##### Material for this task

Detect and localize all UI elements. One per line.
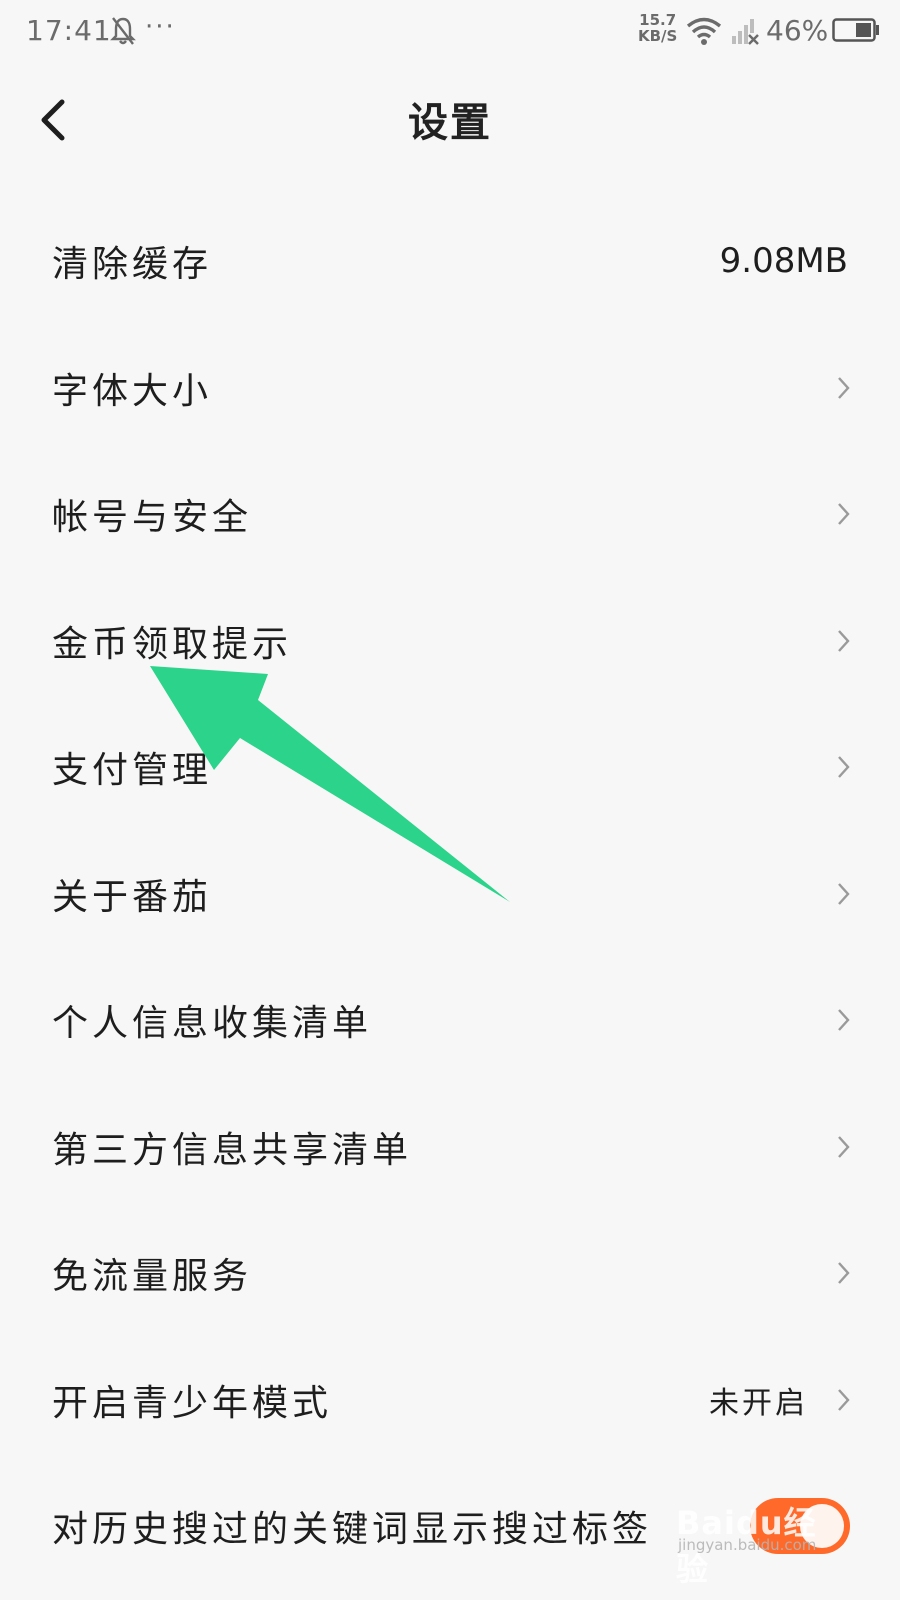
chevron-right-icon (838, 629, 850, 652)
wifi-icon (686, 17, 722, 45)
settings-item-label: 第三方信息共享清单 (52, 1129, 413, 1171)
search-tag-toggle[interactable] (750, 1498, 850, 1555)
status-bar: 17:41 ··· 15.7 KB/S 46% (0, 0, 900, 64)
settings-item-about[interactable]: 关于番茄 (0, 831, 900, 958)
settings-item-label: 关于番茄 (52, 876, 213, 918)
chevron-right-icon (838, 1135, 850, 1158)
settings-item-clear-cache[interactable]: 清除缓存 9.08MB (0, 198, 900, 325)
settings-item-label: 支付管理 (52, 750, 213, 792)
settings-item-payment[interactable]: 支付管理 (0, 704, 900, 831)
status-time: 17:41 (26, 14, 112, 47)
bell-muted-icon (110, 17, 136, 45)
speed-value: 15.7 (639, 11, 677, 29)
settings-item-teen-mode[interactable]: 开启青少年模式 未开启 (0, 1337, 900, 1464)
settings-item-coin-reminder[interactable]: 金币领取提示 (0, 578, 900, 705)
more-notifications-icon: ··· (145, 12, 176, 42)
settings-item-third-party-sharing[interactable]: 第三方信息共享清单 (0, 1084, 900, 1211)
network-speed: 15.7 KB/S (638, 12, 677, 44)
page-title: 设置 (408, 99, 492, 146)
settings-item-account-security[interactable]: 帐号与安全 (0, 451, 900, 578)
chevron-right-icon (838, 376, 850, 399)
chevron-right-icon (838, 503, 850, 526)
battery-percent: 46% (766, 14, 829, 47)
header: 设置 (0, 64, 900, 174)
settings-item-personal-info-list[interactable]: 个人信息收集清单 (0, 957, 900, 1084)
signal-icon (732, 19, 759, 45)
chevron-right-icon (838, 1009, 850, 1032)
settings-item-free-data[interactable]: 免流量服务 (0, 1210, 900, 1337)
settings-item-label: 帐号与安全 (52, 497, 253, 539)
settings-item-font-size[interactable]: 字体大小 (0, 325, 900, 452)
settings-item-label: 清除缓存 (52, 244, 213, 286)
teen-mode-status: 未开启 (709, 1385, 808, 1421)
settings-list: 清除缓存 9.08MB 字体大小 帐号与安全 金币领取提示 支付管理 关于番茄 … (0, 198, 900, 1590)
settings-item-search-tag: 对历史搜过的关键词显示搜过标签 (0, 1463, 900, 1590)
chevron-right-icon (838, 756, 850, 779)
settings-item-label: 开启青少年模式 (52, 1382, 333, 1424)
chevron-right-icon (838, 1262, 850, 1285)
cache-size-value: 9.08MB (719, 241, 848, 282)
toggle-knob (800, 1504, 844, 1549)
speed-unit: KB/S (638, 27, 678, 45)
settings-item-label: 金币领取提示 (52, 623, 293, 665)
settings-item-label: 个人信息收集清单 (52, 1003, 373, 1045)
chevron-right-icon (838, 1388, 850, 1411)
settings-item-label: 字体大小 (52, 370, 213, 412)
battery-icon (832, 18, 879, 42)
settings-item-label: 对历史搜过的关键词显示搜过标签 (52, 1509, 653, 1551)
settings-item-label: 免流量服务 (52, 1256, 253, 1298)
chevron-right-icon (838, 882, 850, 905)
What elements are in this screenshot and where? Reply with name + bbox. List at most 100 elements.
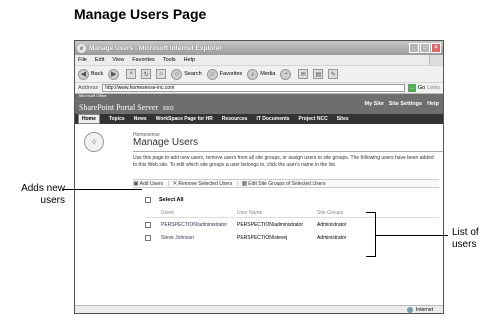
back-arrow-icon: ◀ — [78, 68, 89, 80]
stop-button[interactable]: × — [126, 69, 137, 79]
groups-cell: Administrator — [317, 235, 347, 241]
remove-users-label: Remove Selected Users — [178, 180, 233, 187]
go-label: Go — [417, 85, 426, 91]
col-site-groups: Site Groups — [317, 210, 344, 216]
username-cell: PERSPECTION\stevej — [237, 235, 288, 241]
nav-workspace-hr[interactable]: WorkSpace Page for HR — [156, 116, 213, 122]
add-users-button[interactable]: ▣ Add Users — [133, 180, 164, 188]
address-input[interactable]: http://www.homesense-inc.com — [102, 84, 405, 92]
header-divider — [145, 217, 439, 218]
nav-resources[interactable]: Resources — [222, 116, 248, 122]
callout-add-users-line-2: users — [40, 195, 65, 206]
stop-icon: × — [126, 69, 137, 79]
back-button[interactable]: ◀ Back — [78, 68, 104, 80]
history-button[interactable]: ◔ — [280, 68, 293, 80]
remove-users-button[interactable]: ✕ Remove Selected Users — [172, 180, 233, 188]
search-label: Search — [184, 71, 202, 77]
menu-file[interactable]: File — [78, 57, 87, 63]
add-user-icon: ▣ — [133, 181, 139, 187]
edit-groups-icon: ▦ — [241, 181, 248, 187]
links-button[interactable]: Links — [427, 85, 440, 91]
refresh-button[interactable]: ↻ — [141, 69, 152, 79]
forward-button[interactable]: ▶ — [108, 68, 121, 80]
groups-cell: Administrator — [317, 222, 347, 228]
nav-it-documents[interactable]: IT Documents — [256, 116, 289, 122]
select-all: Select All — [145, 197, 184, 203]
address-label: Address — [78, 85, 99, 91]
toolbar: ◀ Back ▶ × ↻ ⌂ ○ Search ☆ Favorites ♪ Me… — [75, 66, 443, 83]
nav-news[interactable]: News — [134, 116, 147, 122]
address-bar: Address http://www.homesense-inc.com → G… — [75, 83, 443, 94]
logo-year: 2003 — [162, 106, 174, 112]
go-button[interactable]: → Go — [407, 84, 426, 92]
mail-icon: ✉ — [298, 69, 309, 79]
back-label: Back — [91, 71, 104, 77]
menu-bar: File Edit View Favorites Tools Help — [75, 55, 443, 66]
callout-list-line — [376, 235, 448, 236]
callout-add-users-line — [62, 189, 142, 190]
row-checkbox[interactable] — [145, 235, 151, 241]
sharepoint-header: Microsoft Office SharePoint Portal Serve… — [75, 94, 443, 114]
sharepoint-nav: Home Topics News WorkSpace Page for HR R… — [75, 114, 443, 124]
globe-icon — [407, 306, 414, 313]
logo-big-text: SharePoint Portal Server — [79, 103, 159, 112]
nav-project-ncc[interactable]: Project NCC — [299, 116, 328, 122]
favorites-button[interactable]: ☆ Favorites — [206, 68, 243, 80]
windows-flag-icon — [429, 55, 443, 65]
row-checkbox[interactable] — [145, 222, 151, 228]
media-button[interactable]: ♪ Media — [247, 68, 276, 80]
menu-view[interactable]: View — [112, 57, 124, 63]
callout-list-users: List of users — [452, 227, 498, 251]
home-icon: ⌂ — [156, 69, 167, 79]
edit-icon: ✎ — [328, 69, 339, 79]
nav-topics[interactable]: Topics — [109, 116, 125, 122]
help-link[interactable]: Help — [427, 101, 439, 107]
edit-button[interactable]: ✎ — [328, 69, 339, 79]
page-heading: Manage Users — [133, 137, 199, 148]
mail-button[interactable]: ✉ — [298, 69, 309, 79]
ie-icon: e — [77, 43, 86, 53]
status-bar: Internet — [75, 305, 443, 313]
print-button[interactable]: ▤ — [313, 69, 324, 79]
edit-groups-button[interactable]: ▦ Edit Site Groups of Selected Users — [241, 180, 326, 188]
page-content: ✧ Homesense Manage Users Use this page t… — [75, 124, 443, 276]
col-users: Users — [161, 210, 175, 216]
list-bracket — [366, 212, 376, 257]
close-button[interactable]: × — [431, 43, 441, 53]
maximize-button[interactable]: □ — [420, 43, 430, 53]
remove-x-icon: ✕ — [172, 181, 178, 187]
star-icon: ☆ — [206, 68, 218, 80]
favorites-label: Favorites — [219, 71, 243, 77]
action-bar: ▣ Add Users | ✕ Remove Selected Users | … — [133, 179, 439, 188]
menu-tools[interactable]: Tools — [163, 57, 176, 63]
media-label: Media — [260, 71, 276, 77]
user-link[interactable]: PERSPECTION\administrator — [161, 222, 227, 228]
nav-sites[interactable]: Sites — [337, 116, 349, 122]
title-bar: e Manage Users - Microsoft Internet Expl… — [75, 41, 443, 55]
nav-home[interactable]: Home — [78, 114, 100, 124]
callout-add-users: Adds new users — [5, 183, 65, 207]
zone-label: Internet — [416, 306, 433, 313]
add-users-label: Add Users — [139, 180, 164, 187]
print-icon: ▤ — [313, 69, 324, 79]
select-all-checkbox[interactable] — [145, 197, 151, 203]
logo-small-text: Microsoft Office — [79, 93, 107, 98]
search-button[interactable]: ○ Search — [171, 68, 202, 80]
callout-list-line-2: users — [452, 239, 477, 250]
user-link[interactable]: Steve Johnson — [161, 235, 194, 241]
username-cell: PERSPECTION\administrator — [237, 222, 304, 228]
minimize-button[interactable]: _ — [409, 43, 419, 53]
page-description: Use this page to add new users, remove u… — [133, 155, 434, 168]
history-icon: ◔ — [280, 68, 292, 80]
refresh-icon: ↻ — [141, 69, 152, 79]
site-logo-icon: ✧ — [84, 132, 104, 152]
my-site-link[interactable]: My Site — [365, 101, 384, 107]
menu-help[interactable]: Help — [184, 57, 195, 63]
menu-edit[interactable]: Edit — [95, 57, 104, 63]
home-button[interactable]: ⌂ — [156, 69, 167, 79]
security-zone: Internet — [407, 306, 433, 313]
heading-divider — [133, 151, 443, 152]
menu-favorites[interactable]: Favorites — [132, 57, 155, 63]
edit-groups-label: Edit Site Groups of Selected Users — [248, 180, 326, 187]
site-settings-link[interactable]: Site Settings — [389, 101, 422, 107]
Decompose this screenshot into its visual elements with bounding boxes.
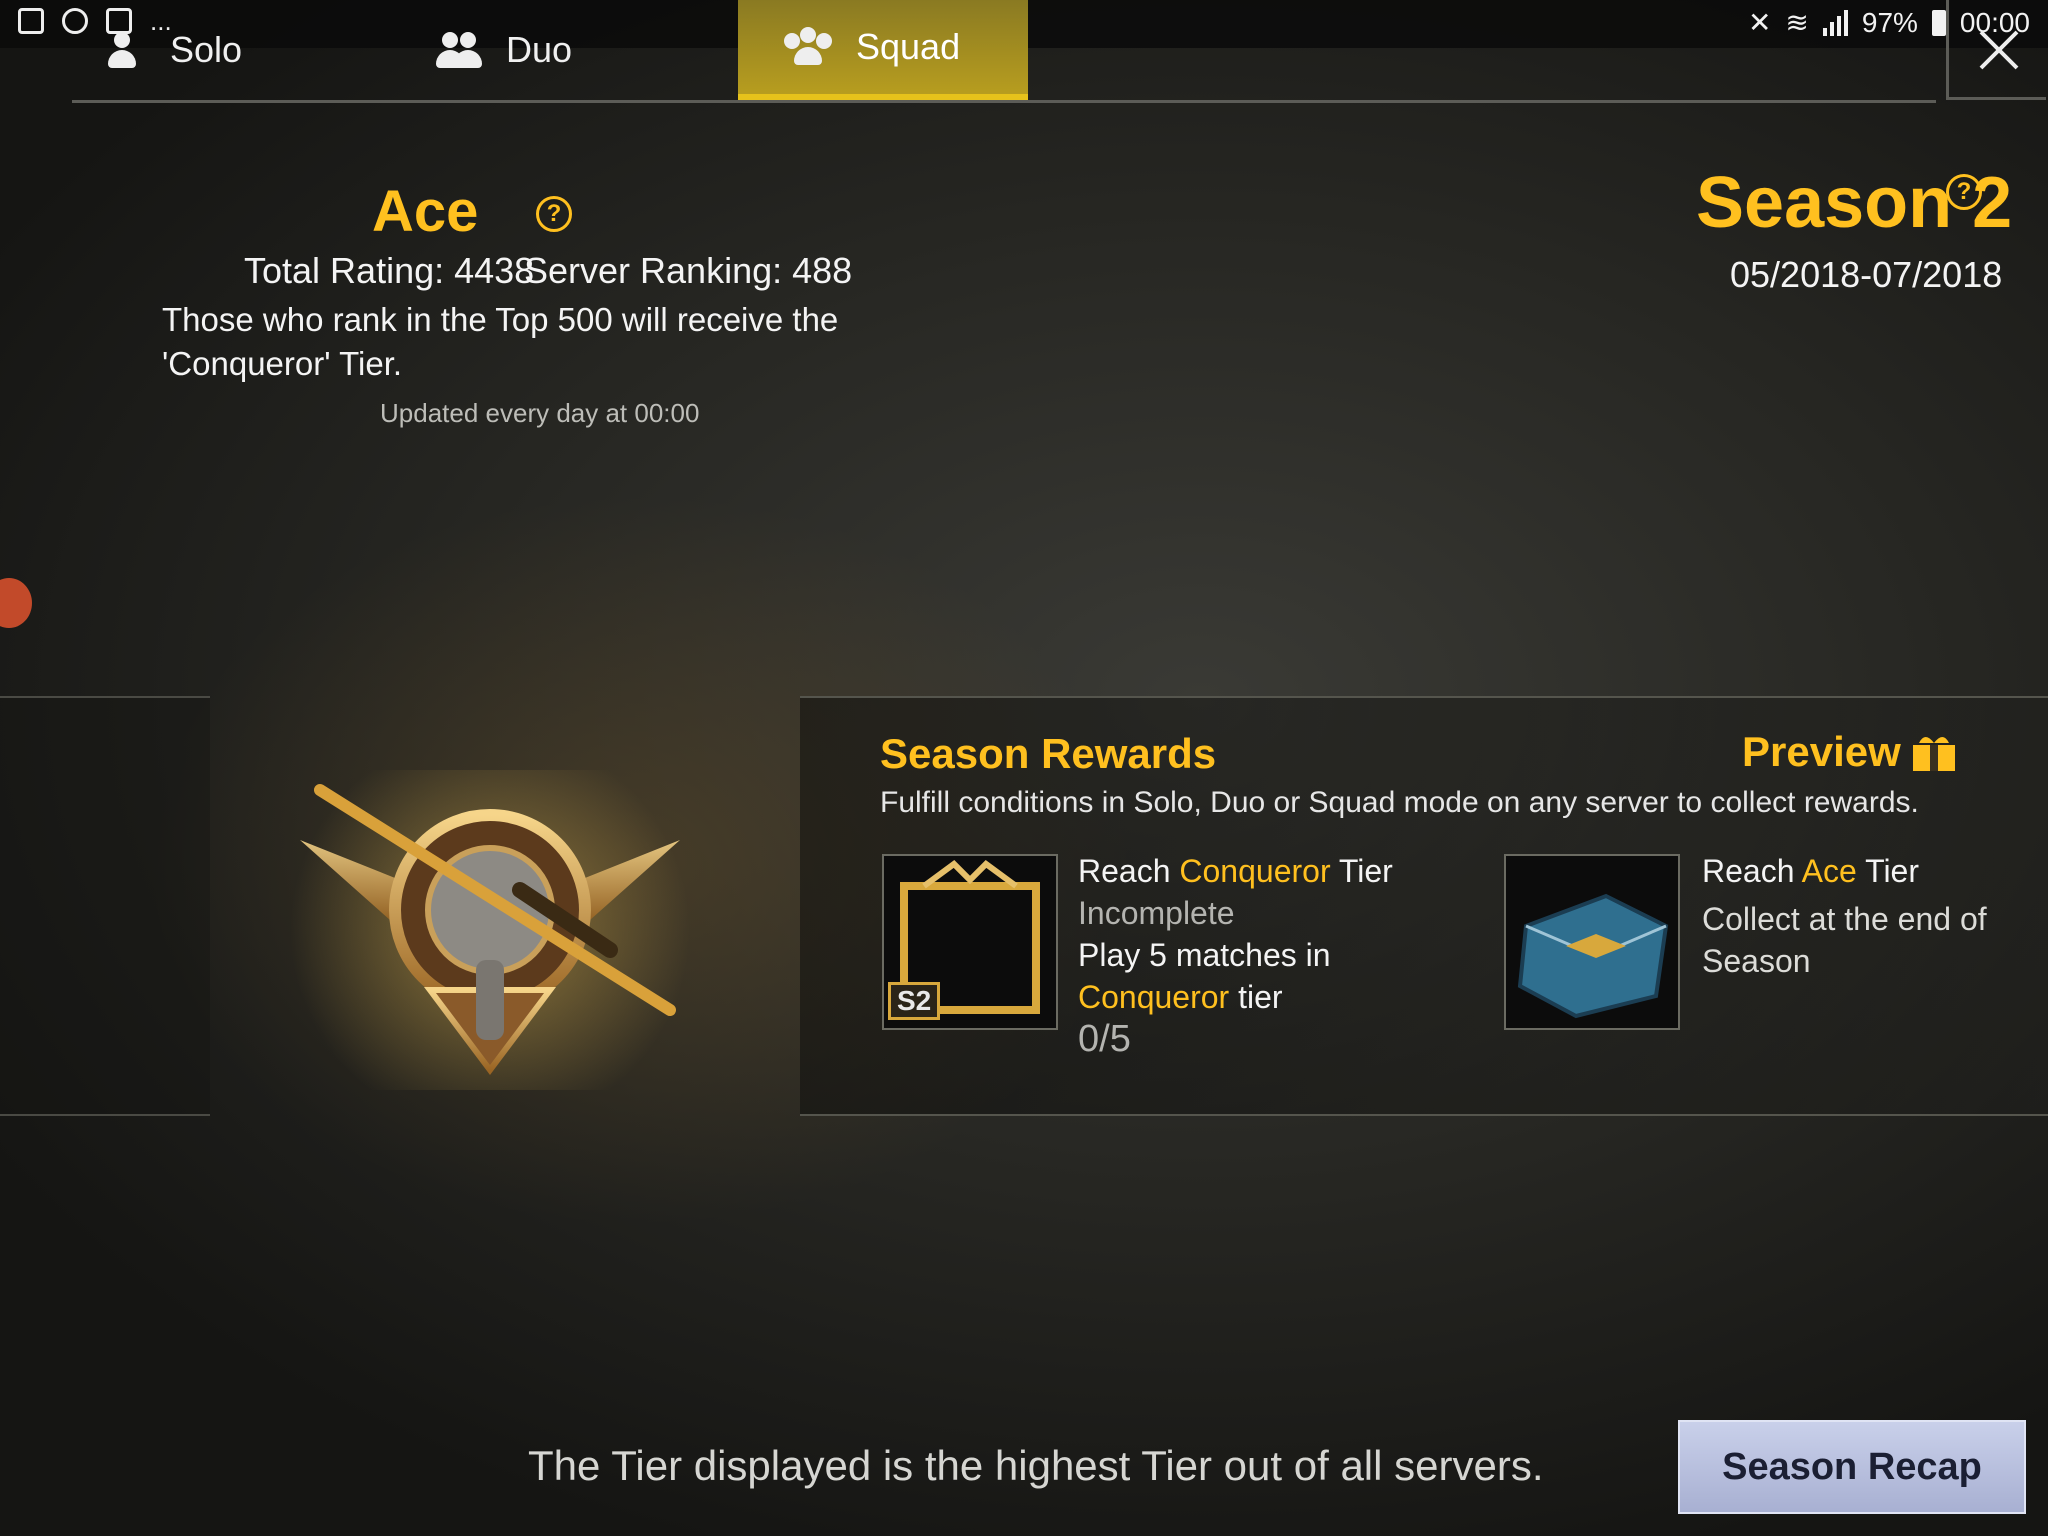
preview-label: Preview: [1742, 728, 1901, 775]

##########

## [Instructions to follow]
Repeat the lines above exactly, starting with the line that contains "chevron-right-icon (838, 629, 850, 652)" and ending after the line that contains "settings-item-teen-mode[interactable]: 开启青少年模式 未开启".

## [Expected answer]
chevron-right-icon (838, 629, 850, 652)
wifi-icon (686, 17, 722, 45)
settings-item-label: 第三方信息共享清单 (52, 1129, 413, 1171)
search-tag-toggle[interactable] (750, 1498, 850, 1555)
status-bar: 17:41 ··· 15.7 KB/S 46% (0, 0, 900, 64)
settings-item-about[interactable]: 关于番茄 (0, 831, 900, 958)
settings-item-label: 关于番茄 (52, 876, 213, 918)
chevron-right-icon (838, 1135, 850, 1158)
settings-item-clear-cache[interactable]: 清除缓存 9.08MB (0, 198, 900, 325)
settings-item-label: 支付管理 (52, 750, 213, 792)
settings-item-payment[interactable]: 支付管理 (0, 704, 900, 831)
status-time: 17:41 (26, 14, 112, 47)
bell-muted-icon (110, 17, 136, 45)
speed-value: 15.7 (639, 11, 677, 29)
settings-item-teen-mode[interactable]: 开启青少年模式 未开启 (0, 1337, 900, 1464)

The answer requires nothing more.